▶ **WORK TO DO**:
[a] Decide whether each statement agrees with the mailing-list post below. Answer yes or no for each, and quote the exact words of the post that settle it.
(i) The timings were taken with gcc 2.95.1.
(ii) The blocking code was rewritten by hand.
(iii) The loop in the naive code goes through the atoms list linearly.
[b] Reproduce word for word the part of the mailing-list post below that starts with "(It's one of" and ends after "op (y op z))".
[c] List every compiler option in the gcc command line given in the mailing-list post below.

▶ **SOURCE**:
■ ■ ■ ■ ■
This is the mail archive of the
gcc@gcc.gnu.org
mailing list for the GCC project.
Re: Failed attempt to improve FP register allocation on alpha
- To: gcc at gcc dot gnu dot org, lucier at math dot purdue dot edu
- Subject: Re: Failed attempt to improve FP register allocation on alpha
- From: Brad Lucier <lucier at math dot purdue dot edu>
- Date: Thu, 6 Jan 2000 16:12:37 -0500 (EST)
- Cc: wilker at math dot purdue dot edu, feeley at iro dot umontreal dot ca
OK, I've done some more experiments and I think I can say pretty
exactly how much those extra fmovs in IEEE floating point code on
the alpha ev6 are costing me.
I have two versions of the electrostatic test problem. The computation
per atom pair is the same for each code, but the loop in one blocks
the atom list to use the cache hierarchy better; the loop in the other
naively trashes the cache as it goes through the atoms list linearly.
(It's one of those quadratic algorithms I'm always complaining about.)
I rewrote the C code in the naive test so that there are no explicit
FP ops of the form x = x op y; this removed most of the fmovs.
The others were generated because
w = w op (x op (y op z))
was expanded into RTL as
temp = y op z
temp = x op temp
w = w op temp
so the second operation does not satisfy the early-clobber requirements
of ieee FP on the 21264, and another temporary register and an fmov are
generated by the the global register allocation
The timings for 200,000,000 electrostatic calculations are as follows,
using the options
gcc -mcpu=ev6 -fno-math-errno -mieee -fPIC -O2
with gcc 2.95.1 (I was mistaken about -O2 pessimizing this code):
blocking code -O2 naive code -O2 rewritten naive code -O2
ccc 33040 ms 70139 ms
gcc 51233 ms 100852 ms 89021 ms
The blocking code was too complicated to rewrite by hand, but it should
benefit in the same way, and likely go from 51233 ms to about 39402 ms,
so the unneeded fmovs cost about 30%. If this code generation problem
were fixed, then the ccc code should be only 19% faster than the gcc
code rather than 55% faster.
Brad Lucier
■ ■ ■ ■ ■
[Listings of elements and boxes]
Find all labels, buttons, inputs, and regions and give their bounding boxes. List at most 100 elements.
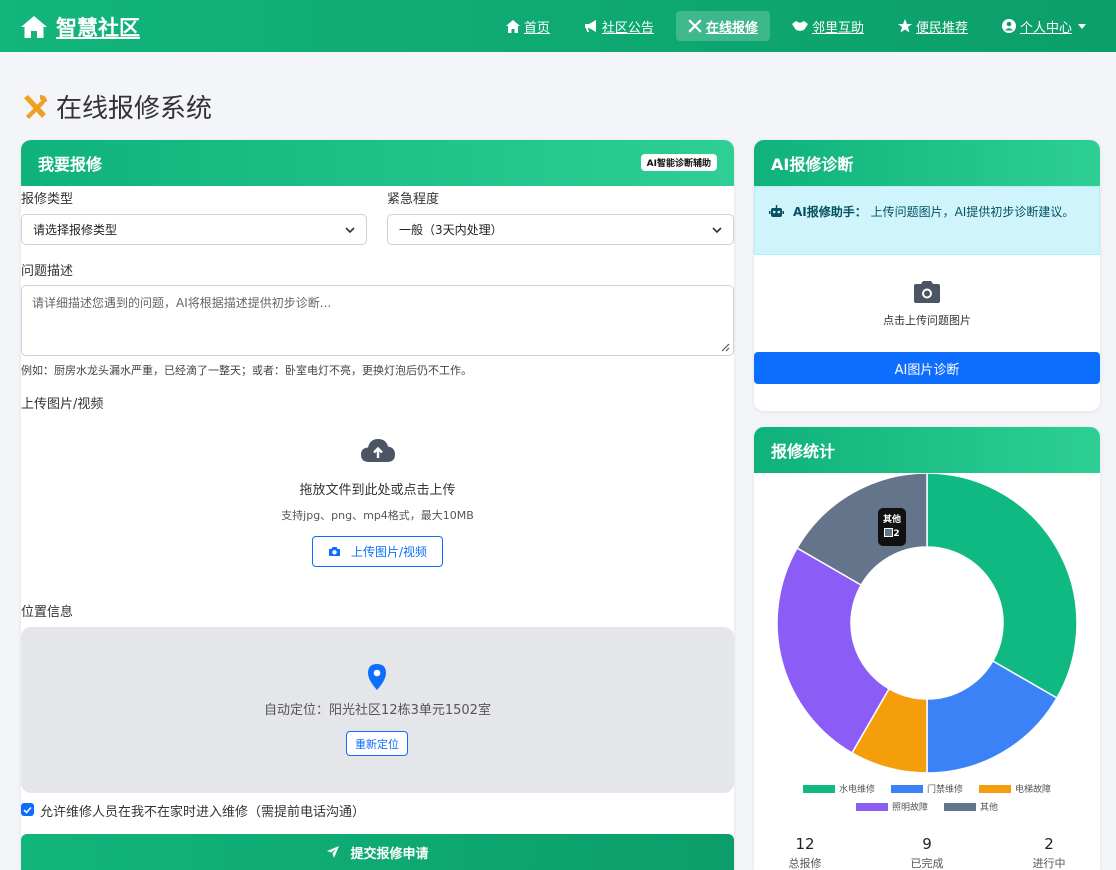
repair-form-header: 我要报修 AI智能诊断辅助: [21, 140, 734, 186]
stat-in-progress-value: 2: [1044, 835, 1054, 853]
legend-item-elevator[interactable]: 电梯故障: [979, 782, 1051, 795]
stat-completed-label: 已完成: [910, 857, 944, 870]
legend-swatch: [890, 784, 923, 793]
page-title: 在线报修系统: [20, 88, 212, 125]
description-placeholder: 请详细描述您遇到的问题，AI将根据描述提供初步诊断...: [32, 296, 332, 310]
ai-diagnosis-header: AI报修诊断: [754, 140, 1100, 186]
chart-legend-row-1: 水电维修 门禁维修 电梯故障: [754, 782, 1100, 795]
ai-image-diagnosis-button[interactable]: AI图片诊断: [754, 352, 1100, 384]
chart-legend-row-2: 照明故障 其他: [754, 800, 1100, 813]
chevron-down-icon: [712, 227, 722, 234]
stat-completed: 9 已完成: [887, 835, 967, 870]
megaphone-icon: [584, 19, 596, 32]
top-navbar: 智慧社区 首页 社区公告 在线报修 邻里互助 便民推荐 个人中心: [0, 0, 1116, 52]
home-icon: [21, 16, 47, 38]
nav-home[interactable]: 首页: [494, 11, 562, 41]
legend-item-other[interactable]: 其他: [944, 800, 998, 813]
upload-subtitle: 支持jpg、png、mp4格式，最大10MB: [281, 509, 474, 522]
urgency-value: 一般（3天内处理）: [399, 223, 503, 237]
check-icon: [23, 806, 32, 814]
ai-diagnosis-title: AI报修诊断: [771, 155, 854, 174]
repair-form-title: 我要报修: [38, 155, 103, 174]
ai-assist-badge: AI智能诊断辅助: [640, 154, 717, 171]
handshake-icon: [791, 21, 808, 31]
location-map[interactable]: 自动定位：阳光社区12栋3单元1502室 重新定位: [21, 627, 734, 793]
camera-icon: [328, 547, 340, 556]
stat-completed-value: 9: [922, 835, 932, 853]
consent-label: 允许维修人员在我不在家时进入维修（需提前电话沟通）: [40, 805, 366, 820]
stat-total: 12 总报修: [765, 835, 845, 870]
ai-diagnosis-card: AI报修诊断 AI报修助手： 上传问题图片，AI提供初步诊断建议。 点击上传问题…: [754, 140, 1100, 411]
urgency-select[interactable]: 一般（3天内处理）: [387, 214, 734, 245]
legend-item-plumbing[interactable]: 水电维修: [802, 782, 875, 795]
urgency-label: 紧急程度: [387, 192, 440, 207]
legend-label: 其他: [980, 803, 999, 813]
user-circle-icon: [1001, 19, 1016, 33]
ai-image-upload[interactable]: 点击上传问题图片: [754, 280, 1100, 328]
ai-info-alert: AI报修助手： 上传问题图片，AI提供初步诊断建议。: [754, 186, 1100, 255]
repair-type-label: 报修类型: [21, 192, 74, 207]
nav-repair[interactable]: 在线报修: [675, 11, 770, 41]
upload-media-button[interactable]: 上传图片/视频: [312, 536, 443, 567]
map-pin-icon: [368, 664, 386, 690]
send-icon: [327, 846, 340, 858]
repair-type-donut-chart: [776, 473, 1078, 774]
home-icon: [505, 19, 520, 33]
chevron-down-icon: [345, 227, 355, 234]
upload-media-button-label: 上传图片/视频: [350, 545, 428, 559]
nav-announcements[interactable]: 社区公告: [572, 11, 666, 41]
repair-type-value: 请选择报修类型: [33, 223, 118, 237]
legend-item-access[interactable]: 门禁维修: [890, 782, 963, 795]
legend-swatch: [979, 784, 1011, 793]
description-hint: 例如：厨房水龙头漏水严重，已经滴了一整天；或者：卧室电灯不亮，更换灯泡后仍不工作…: [21, 364, 472, 377]
main-nav: 首页 社区公告 在线报修 邻里互助 便民推荐 个人中心: [484, 11, 1098, 41]
nav-repair-label: 在线报修: [705, 20, 758, 36]
nav-profile-label: 个人中心: [1019, 20, 1072, 36]
robot-icon: [769, 205, 784, 217]
consent-checkbox[interactable]: [21, 803, 34, 816]
chevron-down-icon: [1078, 23, 1086, 29]
resize-handle-icon[interactable]: [721, 343, 730, 352]
legend-swatch: [802, 784, 835, 793]
cloud-upload-icon: [360, 439, 395, 462]
chart-tooltip-label: 其他: [882, 515, 901, 525]
tools-icon: [688, 19, 702, 33]
nav-recommend-label: 便民推荐: [915, 20, 968, 36]
repair-stats-title: 报修统计: [771, 442, 836, 461]
upload-dropzone[interactable]: 拖放文件到此处或点击上传 支持jpg、png、mp4格式，最大10MB 上传图片…: [21, 430, 734, 580]
legend-swatch: [884, 528, 894, 537]
star-icon: [897, 19, 912, 33]
upload-label: 上传图片/视频: [21, 397, 104, 412]
page-title-text: 在线报修系统: [56, 94, 213, 124]
nav-neighbors[interactable]: 邻里互助: [780, 11, 876, 41]
nav-profile-dropdown[interactable]: 个人中心: [990, 11, 1098, 41]
relocate-button[interactable]: 重新定位: [346, 731, 408, 756]
upload-title: 拖放文件到此处或点击上传: [299, 483, 456, 498]
brand-logo[interactable]: 智慧社区: [20, 12, 140, 42]
chart-tooltip: 其他 2: [878, 508, 906, 546]
brand-name: 智慧社区: [56, 16, 140, 40]
legend-swatch: [855, 802, 888, 811]
ai-alert-title: AI报修助手：: [793, 205, 867, 219]
repair-type-select[interactable]: 请选择报修类型: [21, 214, 367, 245]
camera-icon: [914, 281, 940, 303]
submit-button[interactable]: 提交报修申请: [21, 834, 734, 870]
stat-total-label: 总报修: [788, 857, 822, 870]
chart-tooltip-value: 2: [893, 529, 900, 539]
donut-slice-0[interactable]: [926, 473, 1078, 700]
legend-label: 照明故障: [891, 803, 928, 813]
stat-in-progress-label: 进行中: [1032, 857, 1066, 870]
submit-button-label: 提交报修申请: [350, 846, 429, 862]
legend-label: 电梯故障: [1015, 785, 1052, 795]
legend-item-lighting[interactable]: 照明故障: [855, 800, 928, 813]
nav-recommend[interactable]: 便民推荐: [886, 11, 980, 41]
chart-tooltip-value-row: 2: [878, 528, 906, 539]
location-text: 自动定位：阳光社区12栋3单元1502室: [264, 703, 491, 718]
description-label: 问题描述: [21, 264, 74, 279]
stat-in-progress: 2 进行中: [1009, 835, 1089, 870]
nav-home-label: 首页: [523, 20, 550, 36]
tools-icon: [24, 94, 47, 119]
nav-neighbors-label: 邻里互助: [811, 20, 864, 36]
legend-label: 水电维修: [838, 785, 875, 795]
description-textarea[interactable]: 请详细描述您遇到的问题，AI将根据描述提供初步诊断...: [21, 285, 734, 356]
■ ■ ■ ■ ■
▶ **FULL ANSWERS**:
[a]
(i) Yes: "with gcc 2.95.1"
(ii) No: "The blocking code was too complicated to rewrite by hand"
(iii) Yes: "naively trashes the cache as it goes through the atoms list linearly"

[b]
(It's one of those quadratic algorithms I'm always complaining about.)
I rewrote the C code in the naive test so that there are no explicit
FP ops of the form x = x op y; this removed most of the fmovs.
The others were generated because
w = w op (x op (y op z))

[c]
-mcpu=ev6
-fno-math-errno
-mieee
-fPIC
-O2